Reproduce all of the material word for word.

— BEGIN TASK MATERIAL —

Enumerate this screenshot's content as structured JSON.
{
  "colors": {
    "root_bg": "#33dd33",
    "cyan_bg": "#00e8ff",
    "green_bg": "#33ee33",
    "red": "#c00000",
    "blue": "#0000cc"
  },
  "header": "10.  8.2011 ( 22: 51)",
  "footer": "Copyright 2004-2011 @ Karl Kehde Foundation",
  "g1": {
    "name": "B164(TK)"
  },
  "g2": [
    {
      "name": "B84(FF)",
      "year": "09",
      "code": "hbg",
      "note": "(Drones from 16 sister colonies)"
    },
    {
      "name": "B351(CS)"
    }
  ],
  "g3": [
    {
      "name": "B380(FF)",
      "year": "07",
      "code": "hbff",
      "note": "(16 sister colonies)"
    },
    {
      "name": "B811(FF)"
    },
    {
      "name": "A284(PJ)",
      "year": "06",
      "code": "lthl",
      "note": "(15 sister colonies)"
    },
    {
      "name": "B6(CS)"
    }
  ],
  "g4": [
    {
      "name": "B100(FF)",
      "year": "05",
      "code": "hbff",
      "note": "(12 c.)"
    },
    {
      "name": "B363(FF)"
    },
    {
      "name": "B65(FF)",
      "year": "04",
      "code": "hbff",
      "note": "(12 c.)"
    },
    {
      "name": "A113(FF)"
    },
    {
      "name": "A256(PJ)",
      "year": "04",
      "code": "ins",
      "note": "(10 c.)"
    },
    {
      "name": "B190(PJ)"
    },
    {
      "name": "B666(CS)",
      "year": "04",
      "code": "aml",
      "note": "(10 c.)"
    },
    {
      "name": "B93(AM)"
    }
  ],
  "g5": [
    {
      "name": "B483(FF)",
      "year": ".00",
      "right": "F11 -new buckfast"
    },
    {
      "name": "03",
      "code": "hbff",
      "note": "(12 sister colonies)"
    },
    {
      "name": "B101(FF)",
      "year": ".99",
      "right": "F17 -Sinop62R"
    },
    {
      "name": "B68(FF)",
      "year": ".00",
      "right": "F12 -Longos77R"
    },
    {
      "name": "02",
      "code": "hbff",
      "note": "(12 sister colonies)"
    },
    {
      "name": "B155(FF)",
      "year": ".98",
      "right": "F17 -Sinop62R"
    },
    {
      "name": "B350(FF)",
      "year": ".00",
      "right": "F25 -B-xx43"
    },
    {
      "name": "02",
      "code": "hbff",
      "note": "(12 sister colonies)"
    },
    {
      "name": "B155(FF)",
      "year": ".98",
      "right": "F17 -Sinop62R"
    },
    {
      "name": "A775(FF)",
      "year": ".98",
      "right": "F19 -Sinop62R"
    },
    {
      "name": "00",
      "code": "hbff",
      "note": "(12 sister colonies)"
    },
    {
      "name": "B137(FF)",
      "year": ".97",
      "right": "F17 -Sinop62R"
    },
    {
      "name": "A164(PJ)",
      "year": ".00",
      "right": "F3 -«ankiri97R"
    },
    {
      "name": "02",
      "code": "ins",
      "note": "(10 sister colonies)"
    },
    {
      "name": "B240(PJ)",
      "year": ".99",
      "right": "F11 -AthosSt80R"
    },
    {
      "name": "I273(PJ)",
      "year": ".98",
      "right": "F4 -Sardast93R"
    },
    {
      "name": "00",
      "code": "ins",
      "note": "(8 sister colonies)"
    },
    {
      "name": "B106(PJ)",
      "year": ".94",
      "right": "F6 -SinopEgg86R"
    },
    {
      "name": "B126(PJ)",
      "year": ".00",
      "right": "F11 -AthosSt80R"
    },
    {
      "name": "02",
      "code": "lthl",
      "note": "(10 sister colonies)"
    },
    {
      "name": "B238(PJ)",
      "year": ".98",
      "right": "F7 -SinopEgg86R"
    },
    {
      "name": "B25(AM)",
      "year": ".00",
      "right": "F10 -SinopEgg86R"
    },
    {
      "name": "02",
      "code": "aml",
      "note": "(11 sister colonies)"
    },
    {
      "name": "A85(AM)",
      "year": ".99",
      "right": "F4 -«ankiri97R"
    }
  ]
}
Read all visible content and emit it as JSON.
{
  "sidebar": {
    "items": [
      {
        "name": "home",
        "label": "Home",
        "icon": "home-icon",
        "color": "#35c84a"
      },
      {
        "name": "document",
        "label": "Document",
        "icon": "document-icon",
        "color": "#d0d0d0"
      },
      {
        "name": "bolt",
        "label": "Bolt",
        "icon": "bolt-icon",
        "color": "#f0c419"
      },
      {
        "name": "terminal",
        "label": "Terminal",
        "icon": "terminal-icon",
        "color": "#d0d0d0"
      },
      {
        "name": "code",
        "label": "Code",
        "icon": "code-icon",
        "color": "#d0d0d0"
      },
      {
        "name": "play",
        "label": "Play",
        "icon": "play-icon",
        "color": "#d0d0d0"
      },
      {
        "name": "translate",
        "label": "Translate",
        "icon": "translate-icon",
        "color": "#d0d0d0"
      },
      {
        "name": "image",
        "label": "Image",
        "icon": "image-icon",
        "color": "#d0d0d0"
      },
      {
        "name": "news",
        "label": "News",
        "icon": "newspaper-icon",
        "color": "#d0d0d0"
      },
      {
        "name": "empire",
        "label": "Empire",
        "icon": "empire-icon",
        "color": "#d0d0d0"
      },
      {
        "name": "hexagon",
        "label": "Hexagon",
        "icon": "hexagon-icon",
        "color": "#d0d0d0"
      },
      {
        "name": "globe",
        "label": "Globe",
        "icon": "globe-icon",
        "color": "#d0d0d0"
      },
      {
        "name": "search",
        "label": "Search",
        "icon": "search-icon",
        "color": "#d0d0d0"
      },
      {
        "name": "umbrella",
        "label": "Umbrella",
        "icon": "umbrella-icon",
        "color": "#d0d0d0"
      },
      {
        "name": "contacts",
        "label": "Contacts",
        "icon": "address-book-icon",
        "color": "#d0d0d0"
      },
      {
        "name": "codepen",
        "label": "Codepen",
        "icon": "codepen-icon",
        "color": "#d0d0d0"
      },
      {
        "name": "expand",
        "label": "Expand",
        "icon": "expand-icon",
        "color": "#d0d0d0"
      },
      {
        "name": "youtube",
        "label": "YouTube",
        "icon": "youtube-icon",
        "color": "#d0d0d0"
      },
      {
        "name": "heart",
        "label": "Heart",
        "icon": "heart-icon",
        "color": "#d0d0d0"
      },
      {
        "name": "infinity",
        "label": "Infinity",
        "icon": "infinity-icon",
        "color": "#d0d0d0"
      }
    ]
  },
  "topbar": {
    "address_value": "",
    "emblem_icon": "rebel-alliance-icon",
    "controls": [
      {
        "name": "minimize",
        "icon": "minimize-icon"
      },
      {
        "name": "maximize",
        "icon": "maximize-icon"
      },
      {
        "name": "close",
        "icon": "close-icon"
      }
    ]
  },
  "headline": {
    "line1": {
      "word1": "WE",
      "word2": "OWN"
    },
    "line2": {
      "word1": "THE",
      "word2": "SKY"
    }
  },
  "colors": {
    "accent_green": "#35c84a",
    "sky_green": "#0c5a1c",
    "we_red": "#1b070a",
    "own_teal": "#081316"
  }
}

— END TASK MATERIAL —

WORKED ANSWER =>
Enumerate this screenshot's content as structured JSON.
{
  "colors": {
    "root_bg": "#33dd33",
    "cyan_bg": "#00e8ff",
    "green_bg": "#33ee33",
    "red": "#c00000",
    "blue": "#0000cc"
  },
  "header": "10.  8.2011 ( 22: 51)",
  "footer": "Copyright 2004-2011 @ Karl Kehde Foundation",
  "g1": {
    "name": "B164(TK)"
  },
  "g2": [
    {
      "name": "B84(FF)",
      "year": "09",
      "code": "hbg",
      "note": "(Drones from 16 sister colonies)"
    },
    {
      "name": "B351(CS)"
    }
  ],
  "g3": [
    {
      "name": "B380(FF)",
      "year": "07",
      "code": "hbff",
      "note": "(16 sister colonies)"
    },
    {
      "name": "B811(FF)"
    },
    {
      "name": "A284(PJ)",
      "year": "06",
      "code": "lthl",
      "note": "(15 sister colonies)"
    },
    {
      "name": "B6(CS)"
    }
  ],
  "g4": [
    {
      "name": "B100(FF)",
      "year": "05",
      "code": "hbff",
      "note": "(12 c.)"
    },
    {
      "name": "B363(FF)"
    },
    {
      "name": "B65(FF)",
      "year": "04",
      "code": "hbff",
      "note": "(12 c.)"
    },
    {
      "name": "A113(FF)"
    },
    {
      "name": "A256(PJ)",
      "year": "04",
      "code": "ins",
      "note": "(10 c.)"
    },
    {
      "name": "B190(PJ)"
    },
    {
      "name": "B666(CS)",
      "year": "04",
      "code": "aml",
      "note": "(10 c.)"
    },
    {
      "name": "B93(AM)"
    }
  ],
  "g5": [
    {
      "name": "B483(FF)",
      "year": ".00",
      "right": "F11 -new buckfast"
    },
    {
      "name": "03",
      "code": "hbff",
      "note": "(12 sister colonies)"
    },
    {
      "name": "B101(FF)",
      "year": ".99",
      "right": "F17 -Sinop62R"
    },
    {
      "name": "B68(FF)",
      "year": ".00",
      "right": "F12 -Longos77R"
    },
    {
      "name": "02",
      "code": "hbff",
      "note": "(12 sister colonies)"
    },
    {
      "name": "B155(FF)",
      "year": ".98",
      "right": "F17 -Sinop62R"
    },
    {
      "name": "B350(FF)",
      "year": ".00",
      "right": "F25 -B-xx43"
    },
    {
      "name": "02",
      "code": "hbff",
      "note": "(12 sister colonies)"
    },
    {
      "name": "B155(FF)",
      "year": ".98",
      "right": "F17 -Sinop62R"
    },
    {
      "name": "A775(FF)",
      "year": ".98",
      "right": "F19 -Sinop62R"
    },
    {
      "name": "00",
      "code": "hbff",
      "note": "(12 sister colonies)"
    },
    {
      "name": "B137(FF)",
      "year": ".97",
      "right": "F17 -Sinop62R"
    },
    {
      "name": "A164(PJ)",
      "year": ".00",
      "right": "F3 -«ankiri97R"
    },
    {
      "name": "02",
      "code": "ins",
      "note": "(10 sister colonies)"
    },
    {
      "name": "B240(PJ)",
      "year": ".99",
      "right": "F11 -AthosSt80R"
    },
    {
      "name": "I273(PJ)",
      "year": ".98",
      "right": "F4 -Sardast93R"
    },
    {
      "name": "00",
      "code": "ins",
      "note": "(8 sister colonies)"
    },
    {
      "name": "B106(PJ)",
      "year": ".94",
      "right": "F6 -SinopEgg86R"
    },
    {
      "name": "B126(PJ)",
      "year": ".00",
      "right": "F11 -AthosSt80R"
    },
    {
      "name": "02",
      "code": "lthl",
      "note": "(10 sister colonies)"
    },
    {
      "name": "B238(PJ)",
      "year": ".98",
      "right": "F7 -SinopEgg86R"
    },
    {
      "name": "B25(AM)",
      "year": ".00",
      "right": "F10 -SinopEgg86R"
    },
    {
      "name": "02",
      "code": "aml",
      "note": "(11 sister colonies)"
    },
    {
      "name": "A85(AM)",
      "year": ".99",
      "right": "F4 -«ankiri97R"
    }
  ]
}
Read all visible content and emit it as JSON.
{
  "sidebar": {
    "items": [
      {
        "name": "home",
        "label": "Home",
        "icon": "home-icon",
        "color": "#35c84a"
      },
      {
        "name": "document",
        "label": "Document",
        "icon": "document-icon",
        "color": "#d0d0d0"
      },
      {
        "name": "bolt",
        "label": "Bolt",
        "icon": "bolt-icon",
        "color": "#f0c419"
      },
      {
        "name": "terminal",
        "label": "Terminal",
        "icon": "terminal-icon",
        "color": "#d0d0d0"
      },
      {
        "name": "code",
        "label": "Code",
        "icon": "code-icon",
        "color": "#d0d0d0"
      },
      {
        "name": "play",
        "label": "Play",
        "icon": "play-icon",
        "color": "#d0d0d0"
      },
      {
        "name": "translate",
        "label": "Translate",
        "icon": "translate-icon",
        "color": "#d0d0d0"
      },
      {
        "name": "image",
        "label": "Image",
        "icon": "image-icon",
        "color": "#d0d0d0"
      },
      {
        "name": "news",
        "label": "News",
        "icon": "newspaper-icon",
        "color": "#d0d0d0"
      },
      {
        "name": "empire",
        "label": "Empire",
        "icon": "empire-icon",
        "color": "#d0d0d0"
      },
      {
        "name": "hexagon",
        "label": "Hexagon",
        "icon": "hexagon-icon",
        "color": "#d0d0d0"
      },
      {
        "name": "globe",
        "label": "Globe",
        "icon": "globe-icon",
        "color": "#d0d0d0"
      },
      {
        "name": "search",
        "label": "Search",
        "icon": "search-icon",
        "color": "#d0d0d0"
      },
      {
        "name": "umbrella",
        "label": "Umbrella",
        "icon": "umbrella-icon",
        "color": "#d0d0d0"
      },
      {
        "name": "contacts",
        "label": "Contacts",
        "icon": "address-book-icon",
        "color": "#d0d0d0"
      },
      {
        "name": "codepen",
        "label": "Codepen",
        "icon": "codepen-icon",
        "color": "#d0d0d0"
      },
      {
        "name": "expand",
        "label": "Expand",
        "icon": "expand-icon",
        "color": "#d0d0d0"
      },
      {
        "name": "youtube",
        "label": "YouTube",
        "icon": "youtube-icon",
        "color": "#d0d0d0"
      },
      {
        "name": "heart",
        "label": "Heart",
        "icon": "heart-icon",
        "color": "#d0d0d0"
      },
      {
        "name": "infinity",
        "label": "Infinity",
        "icon": "infinity-icon",
        "color": "#d0d0d0"
      }
    ]
  },
  "topbar": {
    "address_value": "",
    "emblem_icon": "rebel-alliance-icon",
    "controls": [
      {
        "name": "minimize",
        "icon": "minimize-icon"
      },
      {
        "name": "maximize",
        "icon": "maximize-icon"
      },
      {
        "name": "close",
        "icon": "close-icon"
      }
    ]
  },
  "headline": {
    "line1": {
      "word1": "WE",
      "word2": "OWN"
    },
    "line2": {
      "word1": "THE",
      "word2": "SKY"
    }
  },
  "colors": {
    "accent_green": "#35c84a",
    "sky_green": "#0c5a1c",
    "we_red": "#1b070a",
    "own_teal": "#081316"
  }
}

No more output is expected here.